→ ACTIVITY
Please go through the listing below and count the lines where the string "JSON" appears. Answer with the number only.

----

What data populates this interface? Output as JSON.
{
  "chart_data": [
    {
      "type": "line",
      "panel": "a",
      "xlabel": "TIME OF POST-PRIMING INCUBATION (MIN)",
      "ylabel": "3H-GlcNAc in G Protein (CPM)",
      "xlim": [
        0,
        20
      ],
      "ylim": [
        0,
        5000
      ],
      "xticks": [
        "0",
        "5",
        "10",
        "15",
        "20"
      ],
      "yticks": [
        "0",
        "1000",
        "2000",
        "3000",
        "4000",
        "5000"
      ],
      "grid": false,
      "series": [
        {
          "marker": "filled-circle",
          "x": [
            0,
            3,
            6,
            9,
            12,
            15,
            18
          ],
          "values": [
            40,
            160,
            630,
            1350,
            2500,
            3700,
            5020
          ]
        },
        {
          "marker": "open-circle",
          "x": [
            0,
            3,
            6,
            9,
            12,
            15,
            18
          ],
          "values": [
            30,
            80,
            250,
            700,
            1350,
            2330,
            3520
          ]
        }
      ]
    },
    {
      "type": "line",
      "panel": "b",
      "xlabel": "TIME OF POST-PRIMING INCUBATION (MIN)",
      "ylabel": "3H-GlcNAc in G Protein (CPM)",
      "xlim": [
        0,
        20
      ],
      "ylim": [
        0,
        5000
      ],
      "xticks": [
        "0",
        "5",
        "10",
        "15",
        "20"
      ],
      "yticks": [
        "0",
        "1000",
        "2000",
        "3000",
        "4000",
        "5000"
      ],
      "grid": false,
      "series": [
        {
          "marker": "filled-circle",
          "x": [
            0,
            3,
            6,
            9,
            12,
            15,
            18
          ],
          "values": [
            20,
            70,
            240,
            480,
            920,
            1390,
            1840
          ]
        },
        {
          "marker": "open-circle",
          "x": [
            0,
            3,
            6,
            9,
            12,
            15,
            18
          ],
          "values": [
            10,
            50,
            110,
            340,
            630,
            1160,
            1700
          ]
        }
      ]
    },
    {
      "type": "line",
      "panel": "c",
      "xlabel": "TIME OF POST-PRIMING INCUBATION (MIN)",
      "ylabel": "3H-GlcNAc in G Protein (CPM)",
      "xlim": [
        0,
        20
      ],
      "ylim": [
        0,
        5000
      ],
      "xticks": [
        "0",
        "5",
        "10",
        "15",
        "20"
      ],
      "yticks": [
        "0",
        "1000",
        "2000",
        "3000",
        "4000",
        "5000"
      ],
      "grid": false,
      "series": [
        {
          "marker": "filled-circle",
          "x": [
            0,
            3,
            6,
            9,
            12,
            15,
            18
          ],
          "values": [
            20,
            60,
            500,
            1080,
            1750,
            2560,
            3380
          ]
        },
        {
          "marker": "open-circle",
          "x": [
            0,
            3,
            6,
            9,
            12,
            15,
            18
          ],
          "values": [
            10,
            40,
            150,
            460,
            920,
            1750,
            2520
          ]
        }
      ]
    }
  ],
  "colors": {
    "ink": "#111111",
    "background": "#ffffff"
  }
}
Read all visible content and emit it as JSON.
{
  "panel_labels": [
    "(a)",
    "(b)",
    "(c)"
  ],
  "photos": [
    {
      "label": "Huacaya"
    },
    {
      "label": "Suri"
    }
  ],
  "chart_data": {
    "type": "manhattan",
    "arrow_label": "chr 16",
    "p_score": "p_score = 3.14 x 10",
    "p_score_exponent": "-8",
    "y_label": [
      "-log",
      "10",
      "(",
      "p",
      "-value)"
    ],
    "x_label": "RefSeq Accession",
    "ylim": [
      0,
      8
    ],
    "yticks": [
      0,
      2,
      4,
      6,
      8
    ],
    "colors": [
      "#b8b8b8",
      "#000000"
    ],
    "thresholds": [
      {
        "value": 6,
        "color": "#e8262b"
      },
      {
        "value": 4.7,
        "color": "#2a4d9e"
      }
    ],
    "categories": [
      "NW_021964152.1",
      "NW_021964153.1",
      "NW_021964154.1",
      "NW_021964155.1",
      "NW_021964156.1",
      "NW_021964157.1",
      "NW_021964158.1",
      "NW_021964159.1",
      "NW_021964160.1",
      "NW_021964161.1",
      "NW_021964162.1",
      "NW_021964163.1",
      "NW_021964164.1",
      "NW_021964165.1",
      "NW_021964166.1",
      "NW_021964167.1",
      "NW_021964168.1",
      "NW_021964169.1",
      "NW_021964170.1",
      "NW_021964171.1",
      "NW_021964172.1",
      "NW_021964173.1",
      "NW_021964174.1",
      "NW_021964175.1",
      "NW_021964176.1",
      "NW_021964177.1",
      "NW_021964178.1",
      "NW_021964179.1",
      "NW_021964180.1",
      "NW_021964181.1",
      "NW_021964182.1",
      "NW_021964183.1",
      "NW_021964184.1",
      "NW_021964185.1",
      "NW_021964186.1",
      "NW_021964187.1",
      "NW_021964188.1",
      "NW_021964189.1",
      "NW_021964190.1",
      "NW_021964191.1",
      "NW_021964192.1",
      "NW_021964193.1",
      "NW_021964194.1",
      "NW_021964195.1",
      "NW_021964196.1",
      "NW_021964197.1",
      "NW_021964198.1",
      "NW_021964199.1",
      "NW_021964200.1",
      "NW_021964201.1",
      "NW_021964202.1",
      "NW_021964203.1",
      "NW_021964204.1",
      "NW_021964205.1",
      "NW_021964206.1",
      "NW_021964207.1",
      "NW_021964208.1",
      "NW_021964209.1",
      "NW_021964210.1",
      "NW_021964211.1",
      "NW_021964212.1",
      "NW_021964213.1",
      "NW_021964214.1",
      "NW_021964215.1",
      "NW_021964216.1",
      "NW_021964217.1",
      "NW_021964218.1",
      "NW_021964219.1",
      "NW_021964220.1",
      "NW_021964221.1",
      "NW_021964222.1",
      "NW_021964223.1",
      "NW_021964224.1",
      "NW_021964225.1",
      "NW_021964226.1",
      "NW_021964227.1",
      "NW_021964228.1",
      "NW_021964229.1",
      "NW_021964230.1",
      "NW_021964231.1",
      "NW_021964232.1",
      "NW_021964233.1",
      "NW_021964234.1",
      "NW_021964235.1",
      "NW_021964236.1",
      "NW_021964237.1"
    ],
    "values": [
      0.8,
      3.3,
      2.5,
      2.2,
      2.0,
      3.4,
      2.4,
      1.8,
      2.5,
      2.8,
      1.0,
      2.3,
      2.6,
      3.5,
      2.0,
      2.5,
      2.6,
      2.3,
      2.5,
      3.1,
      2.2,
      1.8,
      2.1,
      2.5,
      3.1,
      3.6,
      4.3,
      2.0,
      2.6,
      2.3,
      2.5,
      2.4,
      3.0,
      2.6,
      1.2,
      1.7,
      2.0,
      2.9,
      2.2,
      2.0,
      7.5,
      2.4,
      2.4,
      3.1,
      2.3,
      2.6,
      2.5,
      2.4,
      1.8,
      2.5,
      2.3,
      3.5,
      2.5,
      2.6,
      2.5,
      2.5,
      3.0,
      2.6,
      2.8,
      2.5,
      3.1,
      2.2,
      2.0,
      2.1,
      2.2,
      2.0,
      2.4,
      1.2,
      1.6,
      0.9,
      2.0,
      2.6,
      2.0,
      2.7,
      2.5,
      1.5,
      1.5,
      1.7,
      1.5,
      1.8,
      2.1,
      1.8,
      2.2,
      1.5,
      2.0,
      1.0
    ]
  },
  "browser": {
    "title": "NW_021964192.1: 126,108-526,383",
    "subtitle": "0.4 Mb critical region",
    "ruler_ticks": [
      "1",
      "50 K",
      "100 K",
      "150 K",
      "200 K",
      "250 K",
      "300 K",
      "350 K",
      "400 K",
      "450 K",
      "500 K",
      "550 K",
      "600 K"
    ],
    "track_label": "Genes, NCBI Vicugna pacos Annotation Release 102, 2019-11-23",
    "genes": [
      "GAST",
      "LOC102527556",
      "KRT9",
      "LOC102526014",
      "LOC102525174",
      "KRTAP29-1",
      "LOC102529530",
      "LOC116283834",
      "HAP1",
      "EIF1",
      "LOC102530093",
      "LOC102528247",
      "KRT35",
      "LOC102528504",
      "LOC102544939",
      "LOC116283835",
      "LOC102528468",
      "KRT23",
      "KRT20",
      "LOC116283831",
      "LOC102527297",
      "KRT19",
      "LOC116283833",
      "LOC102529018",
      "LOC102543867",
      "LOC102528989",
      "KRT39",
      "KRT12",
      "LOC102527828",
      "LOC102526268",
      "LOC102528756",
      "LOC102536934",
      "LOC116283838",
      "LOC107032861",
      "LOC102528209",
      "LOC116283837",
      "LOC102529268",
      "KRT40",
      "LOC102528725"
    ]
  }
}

----

→ SOLUTION FOR THIS PROBLEM
2